# Given task:
Print out each record below, unaltered and complete, without its images.

(Records)
- - -
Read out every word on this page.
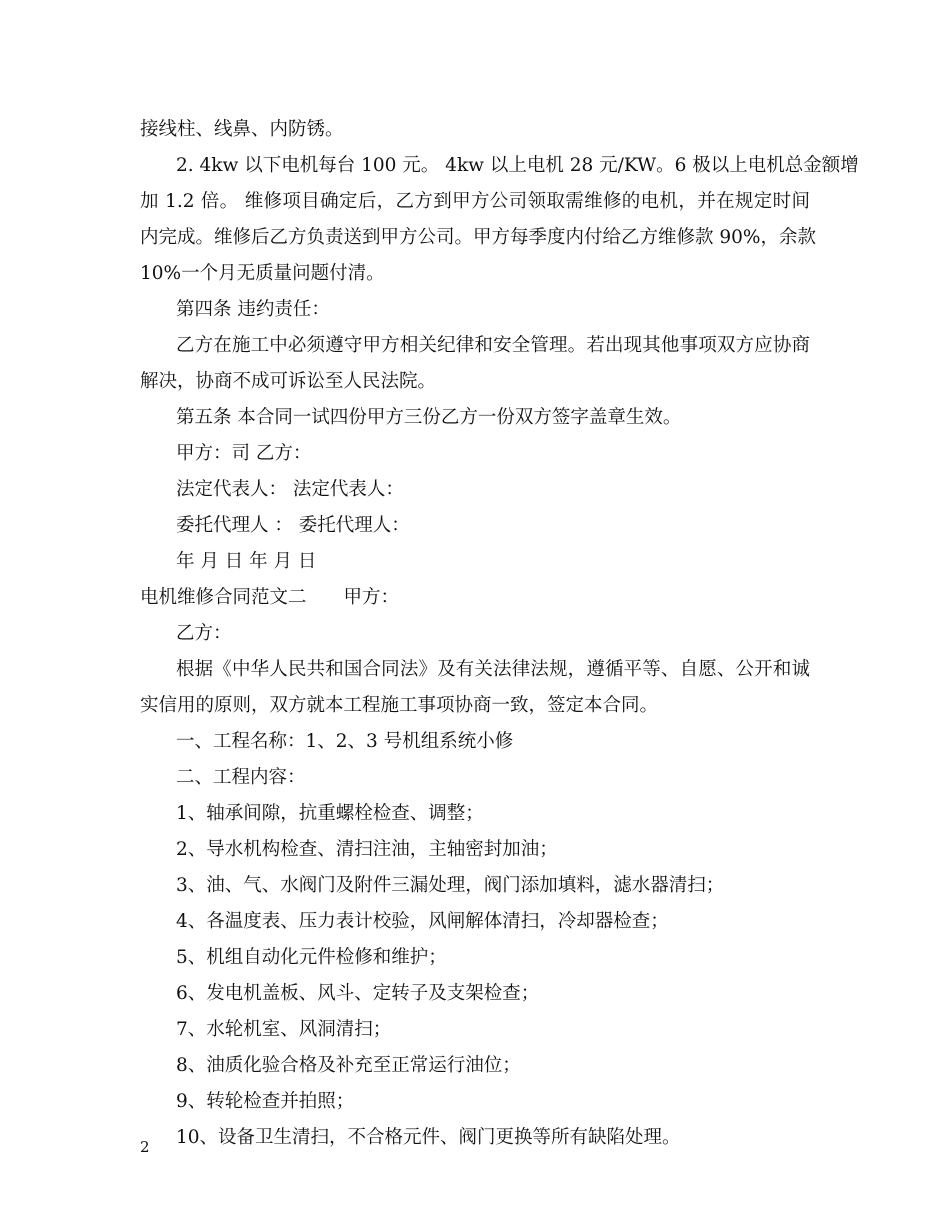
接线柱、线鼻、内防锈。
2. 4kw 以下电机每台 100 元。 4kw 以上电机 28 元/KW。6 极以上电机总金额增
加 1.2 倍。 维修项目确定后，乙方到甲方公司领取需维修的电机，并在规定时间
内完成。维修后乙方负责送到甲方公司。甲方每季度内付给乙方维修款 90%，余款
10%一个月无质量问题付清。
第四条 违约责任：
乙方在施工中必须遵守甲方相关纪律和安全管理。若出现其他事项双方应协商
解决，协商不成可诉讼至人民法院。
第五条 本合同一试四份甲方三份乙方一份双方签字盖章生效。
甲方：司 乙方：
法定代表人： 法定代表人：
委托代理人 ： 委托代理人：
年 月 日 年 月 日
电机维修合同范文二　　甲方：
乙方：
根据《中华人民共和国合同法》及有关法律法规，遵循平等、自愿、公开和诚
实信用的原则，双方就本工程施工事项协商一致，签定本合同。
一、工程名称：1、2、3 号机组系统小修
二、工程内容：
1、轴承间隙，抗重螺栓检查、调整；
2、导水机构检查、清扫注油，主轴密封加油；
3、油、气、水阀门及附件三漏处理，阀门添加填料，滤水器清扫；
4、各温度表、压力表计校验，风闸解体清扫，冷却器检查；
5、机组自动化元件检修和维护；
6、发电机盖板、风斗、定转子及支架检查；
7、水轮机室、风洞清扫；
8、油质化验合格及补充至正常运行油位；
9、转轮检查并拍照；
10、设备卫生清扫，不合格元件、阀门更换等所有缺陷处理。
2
- - -
# Reply:
Read out every word on this page.
接线柱、线鼻、内防锈。
2. 4kw 以下电机每台 100 元。 4kw 以上电机 28 元/KW。6 极以上电机总金额增
加 1.2 倍。 维修项目确定后，乙方到甲方公司领取需维修的电机，并在规定时间
内完成。维修后乙方负责送到甲方公司。甲方每季度内付给乙方维修款 90%，余款
10%一个月无质量问题付清。
第四条 违约责任：
乙方在施工中必须遵守甲方相关纪律和安全管理。若出现其他事项双方应协商
解决，协商不成可诉讼至人民法院。
第五条 本合同一试四份甲方三份乙方一份双方签字盖章生效。
甲方：司 乙方：
法定代表人： 法定代表人：
委托代理人 ： 委托代理人：
年 月 日 年 月 日
电机维修合同范文二　　甲方：
乙方：
根据《中华人民共和国合同法》及有关法律法规，遵循平等、自愿、公开和诚
实信用的原则，双方就本工程施工事项协商一致，签定本合同。
一、工程名称：1、2、3 号机组系统小修
二、工程内容：
1、轴承间隙，抗重螺栓检查、调整；
2、导水机构检查、清扫注油，主轴密封加油；
3、油、气、水阀门及附件三漏处理，阀门添加填料，滤水器清扫；
4、各温度表、压力表计校验，风闸解体清扫，冷却器检查；
5、机组自动化元件检修和维护；
6、发电机盖板、风斗、定转子及支架检查；
7、水轮机室、风洞清扫；
8、油质化验合格及补充至正常运行油位；
9、转轮检查并拍照；
10、设备卫生清扫，不合格元件、阀门更换等所有缺陷处理。
2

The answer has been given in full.